(Dataset rows about figures)
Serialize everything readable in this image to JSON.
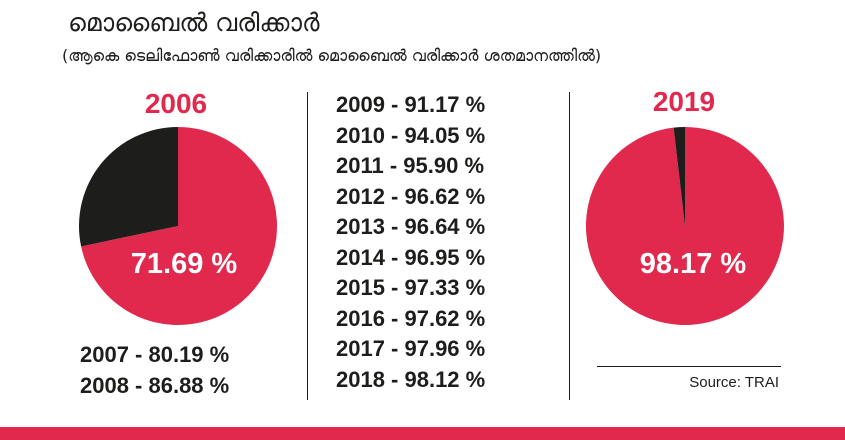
{
  "title": "മൊബൈൽ വരിക്കാർ",
  "subtitle": "(ആകെ ടെലിഫോൺ വരിക്കാരിൽ മൊബൈൽ വരിക്കാർ ശതമാനത്തിൽ)",
  "colors": {
    "accent": "#e0294d",
    "dark": "#1d1d1b",
    "background": "#ffffff"
  },
  "chart_data": [
    {
      "type": "pie",
      "year": "2006",
      "value": 71.69,
      "value_label": "71.69 %",
      "remainder": 28.31,
      "colors": [
        "#e0294d",
        "#1d1d1b"
      ]
    },
    {
      "type": "table",
      "rows": [
        {
          "year": "2007",
          "value": 80.19,
          "label": "2007 - 80.19 %"
        },
        {
          "year": "2008",
          "value": 86.88,
          "label": "2008 - 86.88 %"
        },
        {
          "year": "2009",
          "value": 91.17,
          "label": "2009 - 91.17 %"
        },
        {
          "year": "2010",
          "value": 94.05,
          "label": "2010 - 94.05 %"
        },
        {
          "year": "2011",
          "value": 95.9,
          "label": "2011 - 95.90 %"
        },
        {
          "year": "2012",
          "value": 96.62,
          "label": "2012 - 96.62 %"
        },
        {
          "year": "2013",
          "value": 96.64,
          "label": "2013 - 96.64 %"
        },
        {
          "year": "2014",
          "value": 96.95,
          "label": "2014 - 96.95 %"
        },
        {
          "year": "2015",
          "value": 97.33,
          "label": "2015 - 97.33 %"
        },
        {
          "year": "2016",
          "value": 97.62,
          "label": "2016 - 97.62 %"
        },
        {
          "year": "2017",
          "value": 97.96,
          "label": "2017 - 97.96 %"
        },
        {
          "year": "2018",
          "value": 98.12,
          "label": "2018 - 98.12 %"
        }
      ]
    },
    {
      "type": "pie",
      "year": "2019",
      "value": 98.17,
      "value_label": "98.17 %",
      "remainder": 1.83,
      "colors": [
        "#e0294d",
        "#1d1d1b"
      ]
    }
  ],
  "source": "Source: TRAI"
}
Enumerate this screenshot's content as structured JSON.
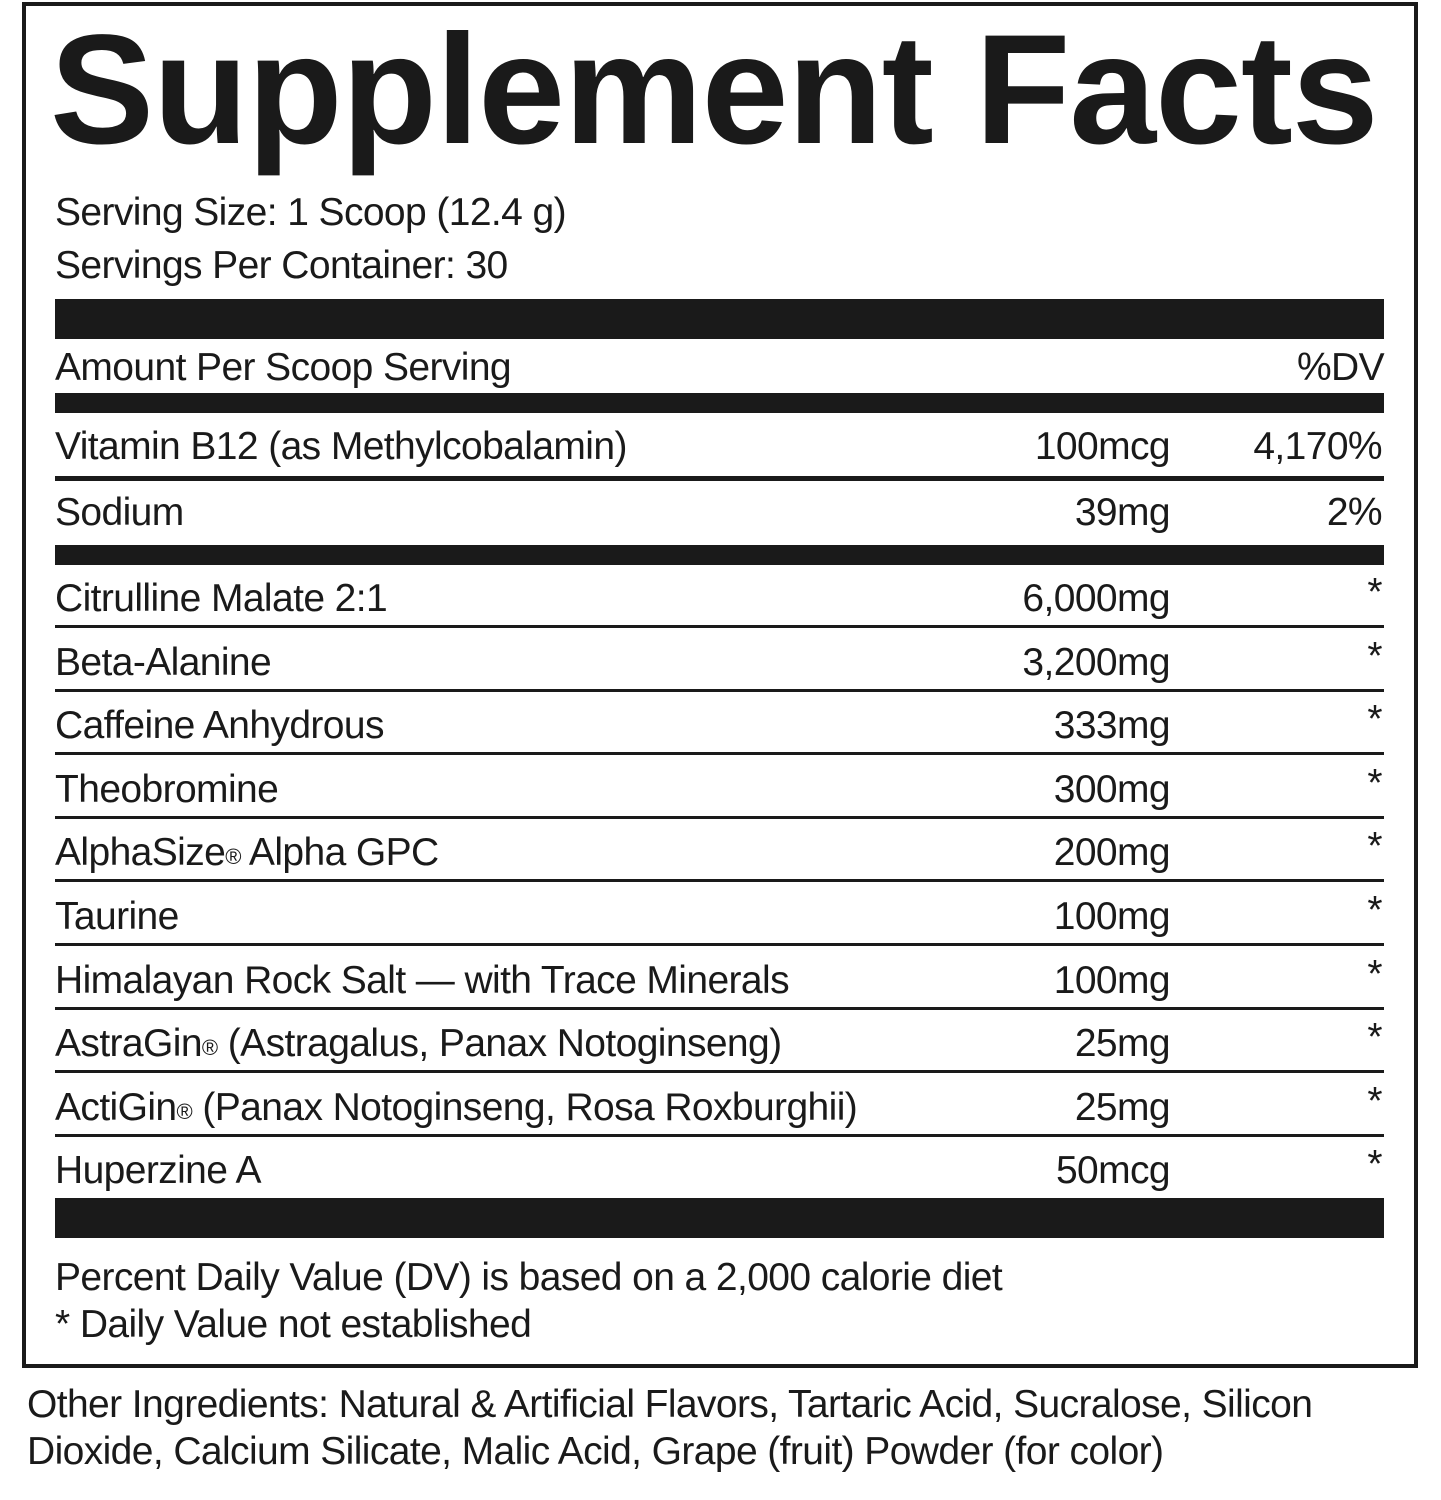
{
  "title": "Supplement Facts",
  "serving_size": "Serving Size: 1 Scoop (12.4 g)",
  "servings_per_container": "Servings Per Container: 30",
  "header": {
    "amount_label": "Amount Per Scoop Serving",
    "dv_label": "%DV"
  },
  "vitamins": [
    {
      "name": "Vitamin B12 (as Methylcobalamin)",
      "amount": "100mcg",
      "dv": "4,170%"
    },
    {
      "name": "Sodium",
      "amount": "39mg",
      "dv": "2%"
    }
  ],
  "ingredients": [
    {
      "name": "Citrulline Malate 2:1",
      "amount": "6,000mg",
      "dv": "*"
    },
    {
      "name": "Beta-Alanine",
      "amount": "3,200mg",
      "dv": "*"
    },
    {
      "name": "Caffeine Anhydrous",
      "amount": "333mg",
      "dv": "*"
    },
    {
      "name": "Theobromine",
      "amount": "300mg",
      "dv": "*"
    },
    {
      "name": "AlphaSize",
      "reg": "®",
      "name_rest": " Alpha GPC",
      "amount": "200mg",
      "dv": "*"
    },
    {
      "name": "Taurine",
      "amount": "100mg",
      "dv": "*"
    },
    {
      "name": "Himalayan Rock Salt — with Trace Minerals",
      "amount": "100mg",
      "dv": "*"
    },
    {
      "name": "AstraGin",
      "reg": "®",
      "name_rest": " (Astragalus, Panax Notoginseng)",
      "amount": "25mg",
      "dv": "*"
    },
    {
      "name": "ActiGin",
      "reg": "®",
      "name_rest": " (Panax Notoginseng, Rosa Roxburghii)",
      "amount": "25mg",
      "dv": "*"
    },
    {
      "name": "Huperzine A",
      "amount": "50mcg",
      "dv": "*"
    }
  ],
  "footnotes": [
    "Percent Daily Value (DV) is based on a 2,000 calorie diet",
    "* Daily Value not established"
  ],
  "other_ingredients": [
    "Other Ingredients: Natural & Artificial Flavors, Tartaric Acid, Sucralose, Silicon",
    "Dioxide, Calcium Silicate, Malic Acid, Grape (fruit) Powder (for color)"
  ]
}
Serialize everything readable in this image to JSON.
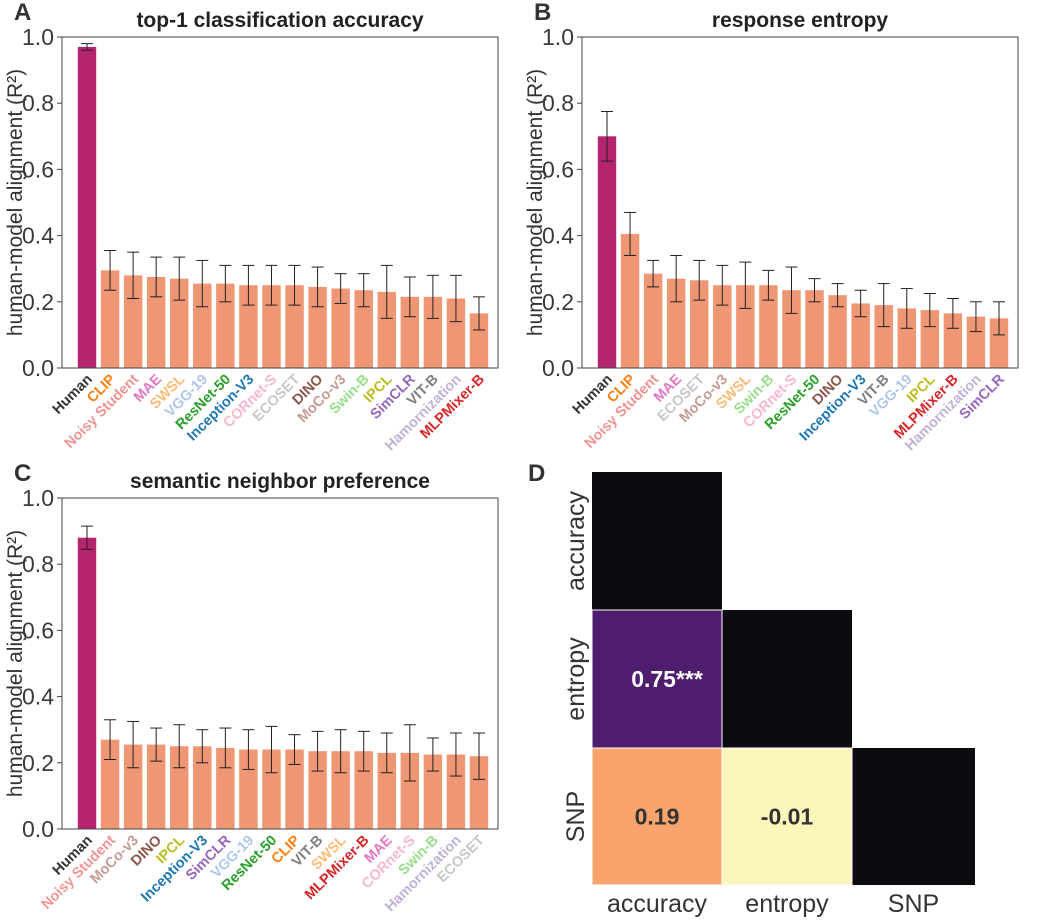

__AIM__
Write out the records above exactly as they stand, leaving out every picture.

__RESULT OF THE TASK__
Serialize everything readable in this image to JSON.
{
  "title": "മൊബൈൽ വരിക്കാർ",
  "subtitle": "(ആകെ ടെലിഫോൺ വരിക്കാരിൽ മൊബൈൽ വരിക്കാർ ശതമാനത്തിൽ)",
  "colors": {
    "accent": "#e0294d",
    "dark": "#1d1d1b",
    "background": "#ffffff"
  },
  "chart_data": [
    {
      "type": "pie",
      "year": "2006",
      "value": 71.69,
      "value_label": "71.69 %",
      "remainder": 28.31,
      "colors": [
        "#e0294d",
        "#1d1d1b"
      ]
    },
    {
      "type": "table",
      "rows": [
        {
          "year": "2007",
          "value": 80.19,
          "label": "2007 - 80.19 %"
        },
        {
          "year": "2008",
          "value": 86.88,
          "label": "2008 - 86.88 %"
        },
        {
          "year": "2009",
          "value": 91.17,
          "label": "2009 - 91.17 %"
        },
        {
          "year": "2010",
          "value": 94.05,
          "label": "2010 - 94.05 %"
        },
        {
          "year": "2011",
          "value": 95.9,
          "label": "2011 - 95.90 %"
        },
        {
          "year": "2012",
          "value": 96.62,
          "label": "2012 - 96.62 %"
        },
        {
          "year": "2013",
          "value": 96.64,
          "label": "2013 - 96.64 %"
        },
        {
          "year": "2014",
          "value": 96.95,
          "label": "2014 - 96.95 %"
        },
        {
          "year": "2015",
          "value": 97.33,
          "label": "2015 - 97.33 %"
        },
        {
          "year": "2016",
          "value": 97.62,
          "label": "2016 - 97.62 %"
        },
        {
          "year": "2017",
          "value": 97.96,
          "label": "2017 - 97.96 %"
        },
        {
          "year": "2018",
          "value": 98.12,
          "label": "2018 - 98.12 %"
        }
      ]
    },
    {
      "type": "pie",
      "year": "2019",
      "value": 98.17,
      "value_label": "98.17 %",
      "remainder": 1.83,
      "colors": [
        "#e0294d",
        "#1d1d1b"
      ]
    }
  ],
  "source": "Source: TRAI"
}
Enumerate this screenshot's content as structured JSON.
{
  "title": "Supplement Facts",
  "serving_size": "Serving Size: 1 Scoop (12.4 g)",
  "servings_per_container": "Servings Per Container: 30",
  "header": {
    "amount_label": "Amount Per Scoop Serving",
    "dv_label": "%DV"
  },
  "vitamins": [
    {
      "name": "Vitamin B12 (as Methylcobalamin)",
      "amount": "100mcg",
      "dv": "4,170%"
    },
    {
      "name": "Sodium",
      "amount": "39mg",
      "dv": "2%"
    }
  ],
  "ingredients": [
    {
      "name": "Citrulline Malate 2:1",
      "amount": "6,000mg",
      "dv": "*"
    },
    {
      "name": "Beta-Alanine",
      "amount": "3,200mg",
      "dv": "*"
    },
    {
      "name": "Caffeine Anhydrous",
      "amount": "333mg",
      "dv": "*"
    },
    {
      "name": "Theobromine",
      "amount": "300mg",
      "dv": "*"
    },
    {
      "name": "AlphaSize",
      "reg": "®",
      "name_rest": " Alpha GPC",
      "amount": "200mg",
      "dv": "*"
    },
    {
      "name": "Taurine",
      "amount": "100mg",
      "dv": "*"
    },
    {
      "name": "Himalayan Rock Salt — with Trace Minerals",
      "amount": "100mg",
      "dv": "*"
    },
    {
      "name": "AstraGin",
      "reg": "®",
      "name_rest": " (Astragalus, Panax Notoginseng)",
      "amount": "25mg",
      "dv": "*"
    },
    {
      "name": "ActiGin",
      "reg": "®",
      "name_rest": " (Panax Notoginseng, Rosa Roxburghii)",
      "amount": "25mg",
      "dv": "*"
    },
    {
      "name": "Huperzine A",
      "amount": "50mcg",
      "dv": "*"
    }
  ],
  "footnotes": [
    "Percent Daily Value (DV) is based on a 2,000 calorie diet",
    "* Daily Value not established"
  ],
  "other_ingredients": [
    "Other Ingredients: Natural & Artificial Flavors, Tartaric Acid, Sucralose, Silicon",
    "Dioxide, Calcium Silicate, Malic Acid, Grape (fruit) Powder (for color)"
  ]
}
Serialize everything readable in this image to JSON.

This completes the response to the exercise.